STATED GOAL
Retype, character for character, the rows from the very beginning of the records down to and including the line that contains "sieve-header: Sieve Size <box>719".

* Begin RECORDS FOR PROCESSING *

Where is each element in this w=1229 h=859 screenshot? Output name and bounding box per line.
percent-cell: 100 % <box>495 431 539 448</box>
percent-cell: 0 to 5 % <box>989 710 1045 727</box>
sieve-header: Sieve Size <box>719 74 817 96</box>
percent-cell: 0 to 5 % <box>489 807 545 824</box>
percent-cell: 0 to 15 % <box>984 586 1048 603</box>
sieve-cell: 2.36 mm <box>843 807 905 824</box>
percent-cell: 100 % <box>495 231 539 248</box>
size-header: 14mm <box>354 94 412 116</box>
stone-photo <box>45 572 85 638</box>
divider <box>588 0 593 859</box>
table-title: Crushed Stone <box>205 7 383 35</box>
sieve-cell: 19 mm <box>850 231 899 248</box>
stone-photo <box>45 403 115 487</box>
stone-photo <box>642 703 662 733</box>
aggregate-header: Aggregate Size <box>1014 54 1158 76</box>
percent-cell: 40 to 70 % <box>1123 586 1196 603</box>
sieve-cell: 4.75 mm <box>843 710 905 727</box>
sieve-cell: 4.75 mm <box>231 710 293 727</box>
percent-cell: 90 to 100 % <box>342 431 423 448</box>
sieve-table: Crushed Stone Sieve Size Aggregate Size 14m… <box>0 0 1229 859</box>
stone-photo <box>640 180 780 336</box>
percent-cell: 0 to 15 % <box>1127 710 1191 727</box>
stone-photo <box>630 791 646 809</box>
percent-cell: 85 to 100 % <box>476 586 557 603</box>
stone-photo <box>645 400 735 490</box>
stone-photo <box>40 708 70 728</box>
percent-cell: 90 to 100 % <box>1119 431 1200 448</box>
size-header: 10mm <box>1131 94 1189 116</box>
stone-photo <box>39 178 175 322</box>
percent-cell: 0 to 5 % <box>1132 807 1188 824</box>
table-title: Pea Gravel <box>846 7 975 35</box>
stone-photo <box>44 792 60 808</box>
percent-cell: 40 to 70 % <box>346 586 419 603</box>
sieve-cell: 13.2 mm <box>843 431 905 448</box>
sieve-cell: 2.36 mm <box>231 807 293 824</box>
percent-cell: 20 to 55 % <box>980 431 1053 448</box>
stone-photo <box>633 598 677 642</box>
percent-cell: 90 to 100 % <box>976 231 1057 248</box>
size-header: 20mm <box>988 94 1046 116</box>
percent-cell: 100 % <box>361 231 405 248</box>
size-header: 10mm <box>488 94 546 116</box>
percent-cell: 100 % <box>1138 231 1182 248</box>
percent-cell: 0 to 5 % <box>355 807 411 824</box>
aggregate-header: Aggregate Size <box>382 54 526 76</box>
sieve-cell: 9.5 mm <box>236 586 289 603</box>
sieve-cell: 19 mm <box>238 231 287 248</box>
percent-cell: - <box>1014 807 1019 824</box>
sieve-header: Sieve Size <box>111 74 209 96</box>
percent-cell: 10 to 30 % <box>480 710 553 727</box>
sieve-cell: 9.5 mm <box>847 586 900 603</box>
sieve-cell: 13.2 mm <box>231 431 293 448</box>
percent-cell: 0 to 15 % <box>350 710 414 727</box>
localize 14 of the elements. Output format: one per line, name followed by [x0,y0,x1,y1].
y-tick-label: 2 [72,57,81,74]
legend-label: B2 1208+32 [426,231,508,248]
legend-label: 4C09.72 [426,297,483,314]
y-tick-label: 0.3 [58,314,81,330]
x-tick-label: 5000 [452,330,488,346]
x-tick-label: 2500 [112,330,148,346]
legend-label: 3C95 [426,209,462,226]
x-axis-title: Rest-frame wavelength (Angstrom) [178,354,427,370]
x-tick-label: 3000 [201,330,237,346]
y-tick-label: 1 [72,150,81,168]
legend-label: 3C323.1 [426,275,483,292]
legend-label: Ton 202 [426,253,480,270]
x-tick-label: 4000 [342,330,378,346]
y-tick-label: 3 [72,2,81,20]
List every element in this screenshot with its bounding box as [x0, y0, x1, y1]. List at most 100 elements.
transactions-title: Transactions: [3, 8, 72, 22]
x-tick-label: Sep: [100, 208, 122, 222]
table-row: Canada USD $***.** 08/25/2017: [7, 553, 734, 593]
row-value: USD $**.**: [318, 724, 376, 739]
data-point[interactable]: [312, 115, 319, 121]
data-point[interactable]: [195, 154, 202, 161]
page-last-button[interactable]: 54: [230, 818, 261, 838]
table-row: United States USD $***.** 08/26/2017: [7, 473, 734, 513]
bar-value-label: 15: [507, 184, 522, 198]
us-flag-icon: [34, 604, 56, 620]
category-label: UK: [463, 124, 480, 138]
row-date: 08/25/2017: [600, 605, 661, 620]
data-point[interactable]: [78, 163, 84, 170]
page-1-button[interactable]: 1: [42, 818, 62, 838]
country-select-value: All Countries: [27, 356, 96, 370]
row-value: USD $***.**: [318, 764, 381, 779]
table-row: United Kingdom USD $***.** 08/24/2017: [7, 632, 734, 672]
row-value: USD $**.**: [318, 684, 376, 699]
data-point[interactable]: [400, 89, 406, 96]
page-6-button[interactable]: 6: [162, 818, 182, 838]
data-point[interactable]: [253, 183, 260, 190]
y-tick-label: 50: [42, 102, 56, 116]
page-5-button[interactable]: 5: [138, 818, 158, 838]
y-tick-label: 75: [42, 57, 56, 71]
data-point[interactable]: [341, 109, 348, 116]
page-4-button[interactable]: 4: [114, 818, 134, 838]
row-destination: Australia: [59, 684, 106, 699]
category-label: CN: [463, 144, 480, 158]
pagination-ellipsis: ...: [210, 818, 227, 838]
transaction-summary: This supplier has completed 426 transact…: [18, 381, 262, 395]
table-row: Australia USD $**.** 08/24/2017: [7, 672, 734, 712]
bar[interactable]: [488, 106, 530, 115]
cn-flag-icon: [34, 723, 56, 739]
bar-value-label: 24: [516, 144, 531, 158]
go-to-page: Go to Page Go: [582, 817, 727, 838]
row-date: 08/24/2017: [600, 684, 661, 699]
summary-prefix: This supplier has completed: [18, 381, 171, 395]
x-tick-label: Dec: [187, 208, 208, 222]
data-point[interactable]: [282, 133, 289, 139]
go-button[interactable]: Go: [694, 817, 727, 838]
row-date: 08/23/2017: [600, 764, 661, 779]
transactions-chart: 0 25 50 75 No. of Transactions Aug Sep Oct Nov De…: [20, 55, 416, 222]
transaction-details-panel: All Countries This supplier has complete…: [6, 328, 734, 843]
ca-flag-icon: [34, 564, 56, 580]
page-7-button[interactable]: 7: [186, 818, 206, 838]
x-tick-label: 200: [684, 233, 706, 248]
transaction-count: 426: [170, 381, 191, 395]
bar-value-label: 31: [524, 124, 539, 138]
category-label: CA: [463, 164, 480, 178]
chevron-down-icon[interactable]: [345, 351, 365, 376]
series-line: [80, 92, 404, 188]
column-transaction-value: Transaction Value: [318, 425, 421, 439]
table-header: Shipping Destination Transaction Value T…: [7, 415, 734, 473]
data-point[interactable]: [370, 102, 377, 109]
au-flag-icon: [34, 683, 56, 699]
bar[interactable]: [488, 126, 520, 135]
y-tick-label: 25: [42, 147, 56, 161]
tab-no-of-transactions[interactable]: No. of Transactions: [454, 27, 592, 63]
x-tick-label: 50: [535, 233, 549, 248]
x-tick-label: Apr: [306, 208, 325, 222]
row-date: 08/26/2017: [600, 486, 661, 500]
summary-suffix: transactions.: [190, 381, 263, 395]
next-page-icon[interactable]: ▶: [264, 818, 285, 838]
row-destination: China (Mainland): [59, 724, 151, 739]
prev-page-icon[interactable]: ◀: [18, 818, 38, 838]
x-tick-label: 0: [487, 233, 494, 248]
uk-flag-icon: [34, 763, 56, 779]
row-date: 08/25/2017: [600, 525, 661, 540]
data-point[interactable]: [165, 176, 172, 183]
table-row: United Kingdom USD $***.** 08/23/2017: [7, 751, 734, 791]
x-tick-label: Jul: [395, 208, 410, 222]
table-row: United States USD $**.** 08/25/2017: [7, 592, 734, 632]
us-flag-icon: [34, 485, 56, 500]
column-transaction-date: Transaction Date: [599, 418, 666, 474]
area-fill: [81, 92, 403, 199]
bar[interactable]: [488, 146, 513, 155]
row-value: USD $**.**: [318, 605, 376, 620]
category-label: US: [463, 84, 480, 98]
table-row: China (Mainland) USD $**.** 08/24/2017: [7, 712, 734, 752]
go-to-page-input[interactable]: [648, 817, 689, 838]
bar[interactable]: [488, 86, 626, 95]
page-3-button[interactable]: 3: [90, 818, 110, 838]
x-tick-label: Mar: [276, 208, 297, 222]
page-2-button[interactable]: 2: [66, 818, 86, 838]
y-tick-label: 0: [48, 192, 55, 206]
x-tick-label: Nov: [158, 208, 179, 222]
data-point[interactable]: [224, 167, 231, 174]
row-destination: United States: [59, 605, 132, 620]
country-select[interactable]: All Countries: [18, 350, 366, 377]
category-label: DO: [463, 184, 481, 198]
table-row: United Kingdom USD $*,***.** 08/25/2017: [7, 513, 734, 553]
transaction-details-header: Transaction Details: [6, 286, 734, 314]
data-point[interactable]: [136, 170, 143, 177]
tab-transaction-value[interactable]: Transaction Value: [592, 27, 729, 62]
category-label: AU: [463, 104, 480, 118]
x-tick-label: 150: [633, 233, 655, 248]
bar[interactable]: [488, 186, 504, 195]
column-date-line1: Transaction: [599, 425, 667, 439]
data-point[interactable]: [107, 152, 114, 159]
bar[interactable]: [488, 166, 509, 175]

* End RECORDS FOR PROCESSING *

IN RESPONSE
Where is each element in this w=1229 h=859 screenshot? Output name and bounding box per line.
percent-cell: 100 % <box>495 431 539 448</box>
percent-cell: 0 to 5 % <box>989 710 1045 727</box>
sieve-header: Sieve Size <box>719 74 817 96</box>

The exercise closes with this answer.